◆ Aim of the task ◆
Copy each line holding the string "除标注外".

begin Material for this task

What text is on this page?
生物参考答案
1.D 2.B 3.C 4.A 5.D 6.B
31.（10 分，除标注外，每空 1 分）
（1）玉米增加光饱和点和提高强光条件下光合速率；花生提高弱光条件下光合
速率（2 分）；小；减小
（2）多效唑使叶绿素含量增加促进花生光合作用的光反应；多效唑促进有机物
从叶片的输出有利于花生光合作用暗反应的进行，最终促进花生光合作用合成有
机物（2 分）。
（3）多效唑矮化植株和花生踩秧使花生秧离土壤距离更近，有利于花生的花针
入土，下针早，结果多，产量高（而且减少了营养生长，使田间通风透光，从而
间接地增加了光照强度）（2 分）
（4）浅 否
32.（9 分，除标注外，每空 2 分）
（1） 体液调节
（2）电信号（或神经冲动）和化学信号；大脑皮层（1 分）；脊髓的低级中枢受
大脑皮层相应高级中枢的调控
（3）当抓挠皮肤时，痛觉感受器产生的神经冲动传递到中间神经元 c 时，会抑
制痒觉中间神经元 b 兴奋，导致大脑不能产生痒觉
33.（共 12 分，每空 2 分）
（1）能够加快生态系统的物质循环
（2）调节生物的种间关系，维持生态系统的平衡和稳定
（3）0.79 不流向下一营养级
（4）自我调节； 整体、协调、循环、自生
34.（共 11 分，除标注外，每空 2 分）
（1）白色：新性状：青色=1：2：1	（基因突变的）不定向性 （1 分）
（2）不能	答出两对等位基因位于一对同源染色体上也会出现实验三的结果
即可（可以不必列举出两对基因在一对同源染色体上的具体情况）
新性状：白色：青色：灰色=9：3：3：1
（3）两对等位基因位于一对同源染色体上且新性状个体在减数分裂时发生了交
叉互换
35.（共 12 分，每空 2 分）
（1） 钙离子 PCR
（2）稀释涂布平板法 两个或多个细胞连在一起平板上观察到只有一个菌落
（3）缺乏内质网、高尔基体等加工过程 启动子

end Material for this task

◆ Task answer ◆
31.（10 分，除标注外，每空 1 分）
32.（9 分，除标注外，每空 2 分）
34.（共 11 分，除标注外，每空 2 分）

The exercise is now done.